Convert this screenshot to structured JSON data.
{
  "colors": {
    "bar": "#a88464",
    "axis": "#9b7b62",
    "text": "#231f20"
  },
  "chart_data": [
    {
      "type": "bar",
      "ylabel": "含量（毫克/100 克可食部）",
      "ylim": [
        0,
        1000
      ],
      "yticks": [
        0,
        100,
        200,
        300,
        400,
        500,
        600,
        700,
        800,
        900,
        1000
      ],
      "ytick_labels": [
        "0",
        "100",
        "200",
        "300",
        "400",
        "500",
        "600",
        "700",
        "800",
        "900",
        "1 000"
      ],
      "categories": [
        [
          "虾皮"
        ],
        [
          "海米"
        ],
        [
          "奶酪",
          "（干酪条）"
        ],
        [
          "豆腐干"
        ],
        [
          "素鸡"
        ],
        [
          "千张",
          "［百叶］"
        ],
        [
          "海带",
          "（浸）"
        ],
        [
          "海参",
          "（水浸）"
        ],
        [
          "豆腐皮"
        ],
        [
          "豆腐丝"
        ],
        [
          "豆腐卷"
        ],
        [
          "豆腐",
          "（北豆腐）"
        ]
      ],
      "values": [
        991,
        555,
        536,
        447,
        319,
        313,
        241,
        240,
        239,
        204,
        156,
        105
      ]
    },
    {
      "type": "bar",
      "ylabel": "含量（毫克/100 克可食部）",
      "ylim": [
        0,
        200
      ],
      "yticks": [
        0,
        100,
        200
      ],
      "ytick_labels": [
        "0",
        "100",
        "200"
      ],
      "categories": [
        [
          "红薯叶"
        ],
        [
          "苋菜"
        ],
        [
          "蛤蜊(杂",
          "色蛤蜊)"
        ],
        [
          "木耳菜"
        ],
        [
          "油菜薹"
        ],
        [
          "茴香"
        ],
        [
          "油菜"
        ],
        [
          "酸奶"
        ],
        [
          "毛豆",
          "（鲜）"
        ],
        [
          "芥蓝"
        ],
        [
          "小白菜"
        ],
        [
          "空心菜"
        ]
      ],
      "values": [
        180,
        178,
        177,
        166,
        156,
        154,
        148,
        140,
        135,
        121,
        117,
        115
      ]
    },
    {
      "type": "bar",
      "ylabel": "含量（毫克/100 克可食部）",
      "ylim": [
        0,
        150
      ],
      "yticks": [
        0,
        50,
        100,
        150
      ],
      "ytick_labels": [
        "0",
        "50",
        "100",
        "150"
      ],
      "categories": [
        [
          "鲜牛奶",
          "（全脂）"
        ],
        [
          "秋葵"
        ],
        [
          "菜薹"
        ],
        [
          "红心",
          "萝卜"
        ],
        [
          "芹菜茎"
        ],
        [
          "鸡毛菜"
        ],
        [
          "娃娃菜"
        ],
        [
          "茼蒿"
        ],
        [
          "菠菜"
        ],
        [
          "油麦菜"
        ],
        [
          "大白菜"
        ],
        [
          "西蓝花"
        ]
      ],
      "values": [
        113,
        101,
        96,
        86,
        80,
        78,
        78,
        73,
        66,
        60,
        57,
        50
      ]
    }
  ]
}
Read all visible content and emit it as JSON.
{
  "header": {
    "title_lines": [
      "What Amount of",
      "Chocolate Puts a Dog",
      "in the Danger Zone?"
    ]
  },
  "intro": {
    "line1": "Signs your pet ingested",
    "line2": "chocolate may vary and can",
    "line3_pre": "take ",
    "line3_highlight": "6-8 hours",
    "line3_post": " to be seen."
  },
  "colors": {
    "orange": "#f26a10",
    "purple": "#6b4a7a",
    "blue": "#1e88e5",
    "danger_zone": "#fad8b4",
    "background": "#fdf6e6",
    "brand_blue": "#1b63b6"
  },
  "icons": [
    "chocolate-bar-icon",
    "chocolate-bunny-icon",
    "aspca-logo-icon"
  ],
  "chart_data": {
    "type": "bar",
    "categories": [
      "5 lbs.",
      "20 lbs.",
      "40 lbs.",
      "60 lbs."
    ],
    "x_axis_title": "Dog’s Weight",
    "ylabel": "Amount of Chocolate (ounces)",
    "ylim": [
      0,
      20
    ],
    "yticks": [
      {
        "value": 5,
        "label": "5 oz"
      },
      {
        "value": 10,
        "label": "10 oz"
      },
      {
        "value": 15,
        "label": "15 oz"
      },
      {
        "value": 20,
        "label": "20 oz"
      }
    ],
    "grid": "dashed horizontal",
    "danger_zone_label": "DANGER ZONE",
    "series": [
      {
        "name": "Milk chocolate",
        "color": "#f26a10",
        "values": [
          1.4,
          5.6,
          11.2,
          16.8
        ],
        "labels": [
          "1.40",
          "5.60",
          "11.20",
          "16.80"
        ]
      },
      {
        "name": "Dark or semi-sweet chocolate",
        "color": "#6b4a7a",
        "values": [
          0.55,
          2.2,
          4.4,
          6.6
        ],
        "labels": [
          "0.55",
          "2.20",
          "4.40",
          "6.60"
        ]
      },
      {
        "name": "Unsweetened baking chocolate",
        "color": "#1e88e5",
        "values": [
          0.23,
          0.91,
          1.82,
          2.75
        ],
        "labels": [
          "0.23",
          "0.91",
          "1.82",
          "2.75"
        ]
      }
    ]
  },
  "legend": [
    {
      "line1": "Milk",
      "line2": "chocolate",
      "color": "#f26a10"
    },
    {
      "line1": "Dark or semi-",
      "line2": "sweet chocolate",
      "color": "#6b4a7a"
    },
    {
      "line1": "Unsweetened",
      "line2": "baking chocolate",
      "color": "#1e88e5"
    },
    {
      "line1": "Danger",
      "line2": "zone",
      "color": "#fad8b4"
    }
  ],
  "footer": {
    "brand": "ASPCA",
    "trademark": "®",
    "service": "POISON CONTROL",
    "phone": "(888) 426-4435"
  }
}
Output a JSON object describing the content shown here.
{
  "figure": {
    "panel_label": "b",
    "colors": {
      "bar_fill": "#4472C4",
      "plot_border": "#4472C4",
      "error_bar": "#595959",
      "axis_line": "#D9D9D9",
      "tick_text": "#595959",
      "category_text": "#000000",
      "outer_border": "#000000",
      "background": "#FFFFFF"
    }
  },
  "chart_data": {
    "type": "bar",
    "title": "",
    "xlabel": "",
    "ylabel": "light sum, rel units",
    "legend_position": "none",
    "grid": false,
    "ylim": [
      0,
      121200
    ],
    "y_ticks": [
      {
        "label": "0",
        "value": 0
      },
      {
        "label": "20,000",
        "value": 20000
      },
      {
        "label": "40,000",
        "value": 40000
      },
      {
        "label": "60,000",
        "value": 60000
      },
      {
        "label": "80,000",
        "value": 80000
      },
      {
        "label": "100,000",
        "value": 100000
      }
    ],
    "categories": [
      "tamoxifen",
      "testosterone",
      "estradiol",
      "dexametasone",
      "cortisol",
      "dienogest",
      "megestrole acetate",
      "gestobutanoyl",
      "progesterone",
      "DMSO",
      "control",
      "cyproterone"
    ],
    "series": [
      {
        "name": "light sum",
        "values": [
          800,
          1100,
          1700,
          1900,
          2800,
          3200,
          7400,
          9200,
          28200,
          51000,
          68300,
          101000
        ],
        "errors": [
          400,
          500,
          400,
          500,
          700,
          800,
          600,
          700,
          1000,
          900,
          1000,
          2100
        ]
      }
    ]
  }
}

- - -

▶ **Written exercise**:
Print every record exactly as it was given.

▶ **Solution to the problem**:
Convert this screenshot to structured JSON data.
{
  "colors": {
    "bar": "#a88464",
    "axis": "#9b7b62",
    "text": "#231f20"
  },
  "chart_data": [
    {
      "type": "bar",
      "ylabel": "含量（毫克/100 克可食部）",
      "ylim": [
        0,
        1000
      ],
      "yticks": [
        0,
        100,
        200,
        300,
        400,
        500,
        600,
        700,
        800,
        900,
        1000
      ],
      "ytick_labels": [
        "0",
        "100",
        "200",
        "300",
        "400",
        "500",
        "600",
        "700",
        "800",
        "900",
        "1 000"
      ],
      "categories": [
        [
          "虾皮"
        ],
        [
          "海米"
        ],
        [
          "奶酪",
          "（干酪条）"
        ],
        [
          "豆腐干"
        ],
        [
          "素鸡"
        ],
        [
          "千张",
          "［百叶］"
        ],
        [
          "海带",
          "（浸）"
        ],
        [
          "海参",
          "（水浸）"
        ],
        [
          "豆腐皮"
        ],
        [
          "豆腐丝"
        ],
        [
          "豆腐卷"
        ],
        [
          "豆腐",
          "（北豆腐）"
        ]
      ],
      "values": [
        991,
        555,
        536,
        447,
        319,
        313,
        241,
        240,
        239,
        204,
        156,
        105
      ]
    },
    {
      "type": "bar",
      "ylabel": "含量（毫克/100 克可食部）",
      "ylim": [
        0,
        200
      ],
      "yticks": [
        0,
        100,
        200
      ],
      "ytick_labels": [
        "0",
        "100",
        "200"
      ],
      "categories": [
        [
          "红薯叶"
        ],
        [
          "苋菜"
        ],
        [
          "蛤蜊(杂",
          "色蛤蜊)"
        ],
        [
          "木耳菜"
        ],
        [
          "油菜薹"
        ],
        [
          "茴香"
        ],
        [
          "油菜"
        ],
        [
          "酸奶"
        ],
        [
          "毛豆",
          "（鲜）"
        ],
        [
          "芥蓝"
        ],
        [
          "小白菜"
        ],
        [
          "空心菜"
        ]
      ],
      "values": [
        180,
        178,
        177,
        166,
        156,
        154,
        148,
        140,
        135,
        121,
        117,
        115
      ]
    },
    {
      "type": "bar",
      "ylabel": "含量（毫克/100 克可食部）",
      "ylim": [
        0,
        150
      ],
      "yticks": [
        0,
        50,
        100,
        150
      ],
      "ytick_labels": [
        "0",
        "50",
        "100",
        "150"
      ],
      "categories": [
        [
          "鲜牛奶",
          "（全脂）"
        ],
        [
          "秋葵"
        ],
        [
          "菜薹"
        ],
        [
          "红心",
          "萝卜"
        ],
        [
          "芹菜茎"
        ],
        [
          "鸡毛菜"
        ],
        [
          "娃娃菜"
        ],
        [
          "茼蒿"
        ],
        [
          "菠菜"
        ],
        [
          "油麦菜"
        ],
        [
          "大白菜"
        ],
        [
          "西蓝花"
        ]
      ],
      "values": [
        113,
        101,
        96,
        86,
        80,
        78,
        78,
        73,
        66,
        60,
        57,
        50
      ]
    }
  ]
}
Read all visible content and emit it as JSON.
{
  "header": {
    "title_lines": [
      "What Amount of",
      "Chocolate Puts a Dog",
      "in the Danger Zone?"
    ]
  },
  "intro": {
    "line1": "Signs your pet ingested",
    "line2": "chocolate may vary and can",
    "line3_pre": "take ",
    "line3_highlight": "6-8 hours",
    "line3_post": " to be seen."
  },
  "colors": {
    "orange": "#f26a10",
    "purple": "#6b4a7a",
    "blue": "#1e88e5",
    "danger_zone": "#fad8b4",
    "background": "#fdf6e6",
    "brand_blue": "#1b63b6"
  },
  "icons": [
    "chocolate-bar-icon",
    "chocolate-bunny-icon",
    "aspca-logo-icon"
  ],
  "chart_data": {
    "type": "bar",
    "categories": [
      "5 lbs.",
      "20 lbs.",
      "40 lbs.",
      "60 lbs."
    ],
    "x_axis_title": "Dog’s Weight",
    "ylabel": "Amount of Chocolate (ounces)",
    "ylim": [
      0,
      20
    ],
    "yticks": [
      {
        "value": 5,
        "label": "5 oz"
      },
      {
        "value": 10,
        "label": "10 oz"
      },
      {
        "value": 15,
        "label": "15 oz"
      },
      {
        "value": 20,
        "label": "20 oz"
      }
    ],
    "grid": "dashed horizontal",
    "danger_zone_label": "DANGER ZONE",
    "series": [
      {
        "name": "Milk chocolate",
        "color": "#f26a10",
        "values": [
          1.4,
          5.6,
          11.2,
          16.8
        ],
        "labels": [
          "1.40",
          "5.60",
          "11.20",
          "16.80"
        ]
      },
      {
        "name": "Dark or semi-sweet chocolate",
        "color": "#6b4a7a",
        "values": [
          0.55,
          2.2,
          4.4,
          6.6
        ],
        "labels": [
          "0.55",
          "2.20",
          "4.40",
          "6.60"
        ]
      },
      {
        "name": "Unsweetened baking chocolate",
        "color": "#1e88e5",
        "values": [
          0.23,
          0.91,
          1.82,
          2.75
        ],
        "labels": [
          "0.23",
          "0.91",
          "1.82",
          "2.75"
        ]
      }
    ]
  },
  "legend": [
    {
      "line1": "Milk",
      "line2": "chocolate",
      "color": "#f26a10"
    },
    {
      "line1": "Dark or semi-",
      "line2": "sweet chocolate",
      "color": "#6b4a7a"
    },
    {
      "line1": "Unsweetened",
      "line2": "baking chocolate",
      "color": "#1e88e5"
    },
    {
      "line1": "Danger",
      "line2": "zone",
      "color": "#fad8b4"
    }
  ],
  "footer": {
    "brand": "ASPCA",
    "trademark": "®",
    "service": "POISON CONTROL",
    "phone": "(888) 426-4435"
  }
}
Output a JSON object describing the content shown here.
{
  "figure": {
    "panel_label": "b",
    "colors": {
      "bar_fill": "#4472C4",
      "plot_border": "#4472C4",
      "error_bar": "#595959",
      "axis_line": "#D9D9D9",
      "tick_text": "#595959",
      "category_text": "#000000",
      "outer_border": "#000000",
      "background": "#FFFFFF"
    }
  },
  "chart_data": {
    "type": "bar",
    "title": "",
    "xlabel": "",
    "ylabel": "light sum, rel units",
    "legend_position": "none",
    "grid": false,
    "ylim": [
      0,
      121200
    ],
    "y_ticks": [
      {
        "label": "0",
        "value": 0
      },
      {
        "label": "20,000",
        "value": 20000
      },
      {
        "label": "40,000",
        "value": 40000
      },
      {
        "label": "60,000",
        "value": 60000
      },
      {
        "label": "80,000",
        "value": 80000
      },
      {
        "label": "100,000",
        "value": 100000
      }
    ],
    "categories": [
      "tamoxifen",
      "testosterone",
      "estradiol",
      "dexametasone",
      "cortisol",
      "dienogest",
      "megestrole acetate",
      "gestobutanoyl",
      "progesterone",
      "DMSO",
      "control",
      "cyproterone"
    ],
    "series": [
      {
        "name": "light sum",
        "values": [
          800,
          1100,
          1700,
          1900,
          2800,
          3200,
          7400,
          9200,
          28200,
          51000,
          68300,
          101000
        ],
        "errors": [
          400,
          500,
          400,
          500,
          700,
          800,
          600,
          700,
          1000,
          900,
          1000,
          2100
        ]
      }
    ]
  }
}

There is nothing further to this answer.